* Records for processing
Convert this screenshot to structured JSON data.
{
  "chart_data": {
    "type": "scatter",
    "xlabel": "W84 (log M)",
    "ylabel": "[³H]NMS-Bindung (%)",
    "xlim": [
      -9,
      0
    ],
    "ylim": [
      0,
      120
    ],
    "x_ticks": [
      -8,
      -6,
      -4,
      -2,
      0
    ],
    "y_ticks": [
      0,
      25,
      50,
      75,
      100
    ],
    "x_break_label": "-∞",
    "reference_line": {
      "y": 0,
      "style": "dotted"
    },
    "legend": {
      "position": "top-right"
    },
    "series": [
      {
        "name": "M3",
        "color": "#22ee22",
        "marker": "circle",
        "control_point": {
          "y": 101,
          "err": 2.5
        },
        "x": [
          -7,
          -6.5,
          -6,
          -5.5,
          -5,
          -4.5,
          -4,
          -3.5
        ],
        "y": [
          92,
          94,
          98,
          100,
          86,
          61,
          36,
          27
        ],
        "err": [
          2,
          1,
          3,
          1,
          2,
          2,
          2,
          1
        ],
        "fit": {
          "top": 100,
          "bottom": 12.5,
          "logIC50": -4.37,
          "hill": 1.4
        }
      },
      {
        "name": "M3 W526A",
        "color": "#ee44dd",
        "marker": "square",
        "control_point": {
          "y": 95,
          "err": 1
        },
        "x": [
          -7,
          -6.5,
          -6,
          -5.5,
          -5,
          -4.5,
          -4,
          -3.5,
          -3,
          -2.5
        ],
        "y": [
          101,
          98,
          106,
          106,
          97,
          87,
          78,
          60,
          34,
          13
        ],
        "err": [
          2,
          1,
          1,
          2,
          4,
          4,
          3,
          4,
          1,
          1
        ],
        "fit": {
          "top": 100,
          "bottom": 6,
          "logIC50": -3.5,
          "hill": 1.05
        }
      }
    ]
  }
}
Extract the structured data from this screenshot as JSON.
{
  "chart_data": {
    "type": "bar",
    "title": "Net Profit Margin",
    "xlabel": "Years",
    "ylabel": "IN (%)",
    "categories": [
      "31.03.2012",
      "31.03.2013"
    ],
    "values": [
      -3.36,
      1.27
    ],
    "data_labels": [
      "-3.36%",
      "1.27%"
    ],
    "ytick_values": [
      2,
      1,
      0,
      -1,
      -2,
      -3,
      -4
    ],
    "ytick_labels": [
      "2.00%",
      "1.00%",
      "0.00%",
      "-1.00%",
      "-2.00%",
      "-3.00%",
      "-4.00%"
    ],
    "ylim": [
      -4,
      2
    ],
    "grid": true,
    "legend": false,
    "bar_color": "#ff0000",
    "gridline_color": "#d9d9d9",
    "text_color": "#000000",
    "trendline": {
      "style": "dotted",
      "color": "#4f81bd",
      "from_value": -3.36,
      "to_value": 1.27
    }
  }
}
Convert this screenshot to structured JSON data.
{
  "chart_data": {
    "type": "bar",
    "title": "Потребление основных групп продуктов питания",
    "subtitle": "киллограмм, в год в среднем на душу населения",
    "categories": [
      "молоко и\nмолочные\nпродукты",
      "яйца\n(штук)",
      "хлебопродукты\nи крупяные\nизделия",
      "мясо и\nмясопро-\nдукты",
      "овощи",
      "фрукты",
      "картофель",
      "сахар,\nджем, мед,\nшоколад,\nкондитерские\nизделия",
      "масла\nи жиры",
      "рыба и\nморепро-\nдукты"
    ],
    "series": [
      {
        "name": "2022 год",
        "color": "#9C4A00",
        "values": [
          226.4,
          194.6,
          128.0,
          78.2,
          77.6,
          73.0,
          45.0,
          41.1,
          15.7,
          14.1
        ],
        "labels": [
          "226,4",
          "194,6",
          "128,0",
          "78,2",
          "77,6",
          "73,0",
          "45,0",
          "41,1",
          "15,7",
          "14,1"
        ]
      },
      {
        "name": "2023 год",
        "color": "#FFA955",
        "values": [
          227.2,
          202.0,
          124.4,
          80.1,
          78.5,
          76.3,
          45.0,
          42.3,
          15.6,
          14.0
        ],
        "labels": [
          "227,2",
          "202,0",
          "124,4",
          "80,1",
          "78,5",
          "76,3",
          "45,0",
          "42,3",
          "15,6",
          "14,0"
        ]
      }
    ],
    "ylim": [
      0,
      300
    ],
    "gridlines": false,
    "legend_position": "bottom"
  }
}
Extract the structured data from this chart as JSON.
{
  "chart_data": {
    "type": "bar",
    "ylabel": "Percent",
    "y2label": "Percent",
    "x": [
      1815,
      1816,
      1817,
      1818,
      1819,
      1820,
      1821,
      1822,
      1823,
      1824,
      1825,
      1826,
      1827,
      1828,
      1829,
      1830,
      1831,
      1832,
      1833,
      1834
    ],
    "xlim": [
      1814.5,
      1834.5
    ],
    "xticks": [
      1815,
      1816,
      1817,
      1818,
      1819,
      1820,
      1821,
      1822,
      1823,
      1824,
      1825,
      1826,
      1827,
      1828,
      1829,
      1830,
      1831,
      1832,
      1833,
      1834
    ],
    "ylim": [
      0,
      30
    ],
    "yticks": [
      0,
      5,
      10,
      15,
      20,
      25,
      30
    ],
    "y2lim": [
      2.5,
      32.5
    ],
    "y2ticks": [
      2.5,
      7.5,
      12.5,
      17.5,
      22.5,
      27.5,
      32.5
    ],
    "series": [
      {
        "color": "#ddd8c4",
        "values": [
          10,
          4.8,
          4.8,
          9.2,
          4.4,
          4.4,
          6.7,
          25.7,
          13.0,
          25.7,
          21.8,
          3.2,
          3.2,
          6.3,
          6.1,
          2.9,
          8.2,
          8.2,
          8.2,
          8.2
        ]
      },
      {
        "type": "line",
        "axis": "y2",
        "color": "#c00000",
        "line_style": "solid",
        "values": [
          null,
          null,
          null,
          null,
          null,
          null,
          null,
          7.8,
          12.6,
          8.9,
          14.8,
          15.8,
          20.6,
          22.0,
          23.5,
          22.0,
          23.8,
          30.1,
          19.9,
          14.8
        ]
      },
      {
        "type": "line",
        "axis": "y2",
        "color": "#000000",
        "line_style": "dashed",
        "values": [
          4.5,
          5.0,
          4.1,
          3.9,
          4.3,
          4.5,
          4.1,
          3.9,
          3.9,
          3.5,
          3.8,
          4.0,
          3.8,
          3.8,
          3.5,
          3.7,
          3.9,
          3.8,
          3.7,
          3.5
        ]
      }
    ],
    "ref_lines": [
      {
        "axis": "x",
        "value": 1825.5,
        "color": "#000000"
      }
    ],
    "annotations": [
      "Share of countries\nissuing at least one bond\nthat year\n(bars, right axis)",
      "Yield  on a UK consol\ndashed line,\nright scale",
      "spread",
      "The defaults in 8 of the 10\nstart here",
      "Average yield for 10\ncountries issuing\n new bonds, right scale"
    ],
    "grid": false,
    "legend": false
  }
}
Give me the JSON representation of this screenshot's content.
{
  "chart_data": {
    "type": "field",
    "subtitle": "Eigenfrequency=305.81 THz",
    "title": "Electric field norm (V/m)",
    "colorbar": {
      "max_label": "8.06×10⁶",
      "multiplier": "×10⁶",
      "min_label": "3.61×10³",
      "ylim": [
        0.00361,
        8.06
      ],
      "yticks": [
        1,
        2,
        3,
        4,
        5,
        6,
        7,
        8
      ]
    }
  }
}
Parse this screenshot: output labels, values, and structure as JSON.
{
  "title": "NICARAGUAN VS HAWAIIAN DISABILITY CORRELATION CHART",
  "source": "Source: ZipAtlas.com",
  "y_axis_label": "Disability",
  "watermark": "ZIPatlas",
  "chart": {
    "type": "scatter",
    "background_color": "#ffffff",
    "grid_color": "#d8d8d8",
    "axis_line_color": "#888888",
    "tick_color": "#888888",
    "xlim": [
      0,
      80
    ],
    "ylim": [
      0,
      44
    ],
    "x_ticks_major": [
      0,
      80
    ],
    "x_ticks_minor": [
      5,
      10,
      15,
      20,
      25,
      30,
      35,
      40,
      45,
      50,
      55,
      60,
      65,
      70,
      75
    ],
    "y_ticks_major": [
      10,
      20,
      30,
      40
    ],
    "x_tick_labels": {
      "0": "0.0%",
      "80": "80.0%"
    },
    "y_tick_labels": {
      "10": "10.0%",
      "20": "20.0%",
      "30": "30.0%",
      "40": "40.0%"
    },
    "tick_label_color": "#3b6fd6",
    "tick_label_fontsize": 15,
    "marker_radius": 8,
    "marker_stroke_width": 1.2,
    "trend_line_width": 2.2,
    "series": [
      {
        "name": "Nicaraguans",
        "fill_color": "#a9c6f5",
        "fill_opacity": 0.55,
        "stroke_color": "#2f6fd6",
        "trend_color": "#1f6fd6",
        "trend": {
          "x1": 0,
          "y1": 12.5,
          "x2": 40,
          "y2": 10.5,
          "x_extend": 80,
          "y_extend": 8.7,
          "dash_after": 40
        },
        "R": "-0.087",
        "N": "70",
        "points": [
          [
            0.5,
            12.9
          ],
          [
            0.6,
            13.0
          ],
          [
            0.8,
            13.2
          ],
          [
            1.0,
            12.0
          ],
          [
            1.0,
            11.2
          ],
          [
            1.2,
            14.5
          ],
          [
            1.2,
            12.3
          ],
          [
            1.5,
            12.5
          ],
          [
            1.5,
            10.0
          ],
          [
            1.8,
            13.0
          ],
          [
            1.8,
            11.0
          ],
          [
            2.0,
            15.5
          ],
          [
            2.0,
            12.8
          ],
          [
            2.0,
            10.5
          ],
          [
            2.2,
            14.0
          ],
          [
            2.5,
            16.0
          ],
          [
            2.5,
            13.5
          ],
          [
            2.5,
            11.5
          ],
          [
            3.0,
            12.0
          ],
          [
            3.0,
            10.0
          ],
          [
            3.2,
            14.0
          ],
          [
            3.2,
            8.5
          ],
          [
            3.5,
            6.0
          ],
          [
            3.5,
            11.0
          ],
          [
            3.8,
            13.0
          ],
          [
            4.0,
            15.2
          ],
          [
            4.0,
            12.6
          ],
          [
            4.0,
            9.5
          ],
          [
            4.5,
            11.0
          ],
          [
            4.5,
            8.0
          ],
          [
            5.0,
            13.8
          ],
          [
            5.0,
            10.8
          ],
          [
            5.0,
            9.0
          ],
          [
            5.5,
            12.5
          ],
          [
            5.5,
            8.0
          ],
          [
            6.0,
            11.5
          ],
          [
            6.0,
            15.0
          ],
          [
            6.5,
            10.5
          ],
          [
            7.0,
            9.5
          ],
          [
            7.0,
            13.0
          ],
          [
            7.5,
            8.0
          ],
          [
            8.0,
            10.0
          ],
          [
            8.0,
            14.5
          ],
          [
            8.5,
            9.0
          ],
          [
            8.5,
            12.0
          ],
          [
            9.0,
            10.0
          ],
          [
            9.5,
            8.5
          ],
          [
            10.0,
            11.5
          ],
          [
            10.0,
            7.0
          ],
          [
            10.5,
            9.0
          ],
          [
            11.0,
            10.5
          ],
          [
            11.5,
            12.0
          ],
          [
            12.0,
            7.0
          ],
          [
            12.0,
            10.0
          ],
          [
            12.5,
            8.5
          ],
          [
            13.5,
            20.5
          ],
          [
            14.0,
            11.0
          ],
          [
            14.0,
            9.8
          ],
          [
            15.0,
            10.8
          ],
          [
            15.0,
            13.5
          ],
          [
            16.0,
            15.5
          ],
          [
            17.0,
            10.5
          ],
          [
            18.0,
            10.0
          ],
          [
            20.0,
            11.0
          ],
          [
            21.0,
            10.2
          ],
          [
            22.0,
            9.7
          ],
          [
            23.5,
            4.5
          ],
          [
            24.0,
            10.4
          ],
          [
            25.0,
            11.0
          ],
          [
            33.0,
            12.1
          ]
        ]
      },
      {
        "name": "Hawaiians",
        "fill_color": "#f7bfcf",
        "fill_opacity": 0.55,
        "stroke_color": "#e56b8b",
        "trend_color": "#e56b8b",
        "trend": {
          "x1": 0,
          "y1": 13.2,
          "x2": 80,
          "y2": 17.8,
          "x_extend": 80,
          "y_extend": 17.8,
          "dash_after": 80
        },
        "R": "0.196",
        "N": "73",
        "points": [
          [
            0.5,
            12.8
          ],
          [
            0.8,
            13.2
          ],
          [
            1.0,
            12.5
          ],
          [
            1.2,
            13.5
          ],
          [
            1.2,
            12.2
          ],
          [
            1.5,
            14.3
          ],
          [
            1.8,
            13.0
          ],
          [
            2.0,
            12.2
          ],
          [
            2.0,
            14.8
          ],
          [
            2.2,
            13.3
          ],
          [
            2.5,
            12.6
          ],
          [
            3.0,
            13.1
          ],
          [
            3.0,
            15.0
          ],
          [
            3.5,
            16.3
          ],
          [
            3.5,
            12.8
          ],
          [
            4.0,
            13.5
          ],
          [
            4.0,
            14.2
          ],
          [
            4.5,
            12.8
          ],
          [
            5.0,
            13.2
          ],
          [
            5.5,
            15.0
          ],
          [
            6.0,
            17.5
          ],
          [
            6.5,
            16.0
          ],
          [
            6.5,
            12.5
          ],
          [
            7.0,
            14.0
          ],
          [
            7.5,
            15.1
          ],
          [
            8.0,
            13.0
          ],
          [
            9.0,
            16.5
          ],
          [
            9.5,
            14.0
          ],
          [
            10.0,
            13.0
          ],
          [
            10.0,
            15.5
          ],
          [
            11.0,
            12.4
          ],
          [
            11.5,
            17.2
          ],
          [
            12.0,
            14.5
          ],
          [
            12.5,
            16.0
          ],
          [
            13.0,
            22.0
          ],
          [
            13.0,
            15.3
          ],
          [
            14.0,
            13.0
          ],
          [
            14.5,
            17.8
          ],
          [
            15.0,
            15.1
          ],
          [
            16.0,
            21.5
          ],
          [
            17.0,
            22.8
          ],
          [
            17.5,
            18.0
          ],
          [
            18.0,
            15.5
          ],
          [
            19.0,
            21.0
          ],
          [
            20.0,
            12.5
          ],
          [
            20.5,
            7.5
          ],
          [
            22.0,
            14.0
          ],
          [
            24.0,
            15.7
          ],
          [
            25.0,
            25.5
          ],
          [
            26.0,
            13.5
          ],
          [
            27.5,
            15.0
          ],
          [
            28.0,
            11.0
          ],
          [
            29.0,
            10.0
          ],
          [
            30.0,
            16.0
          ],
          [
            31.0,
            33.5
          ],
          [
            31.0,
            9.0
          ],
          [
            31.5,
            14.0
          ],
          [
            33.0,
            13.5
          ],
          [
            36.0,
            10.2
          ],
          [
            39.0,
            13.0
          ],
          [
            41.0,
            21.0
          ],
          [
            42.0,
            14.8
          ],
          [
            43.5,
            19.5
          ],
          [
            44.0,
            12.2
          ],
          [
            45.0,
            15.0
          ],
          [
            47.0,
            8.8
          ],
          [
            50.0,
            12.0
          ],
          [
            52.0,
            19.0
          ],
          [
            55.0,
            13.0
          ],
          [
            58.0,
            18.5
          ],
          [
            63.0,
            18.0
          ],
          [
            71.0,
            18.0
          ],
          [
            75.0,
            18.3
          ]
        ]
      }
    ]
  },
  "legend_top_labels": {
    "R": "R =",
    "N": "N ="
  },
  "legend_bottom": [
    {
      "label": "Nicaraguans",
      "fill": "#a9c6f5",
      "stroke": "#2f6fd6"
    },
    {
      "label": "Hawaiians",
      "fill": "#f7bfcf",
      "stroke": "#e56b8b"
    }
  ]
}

* Set task
Extract every line above containing the word "false".

* Task result
    "legend": false,
    "gridlines": false,
    "grid": false,
    "legend": false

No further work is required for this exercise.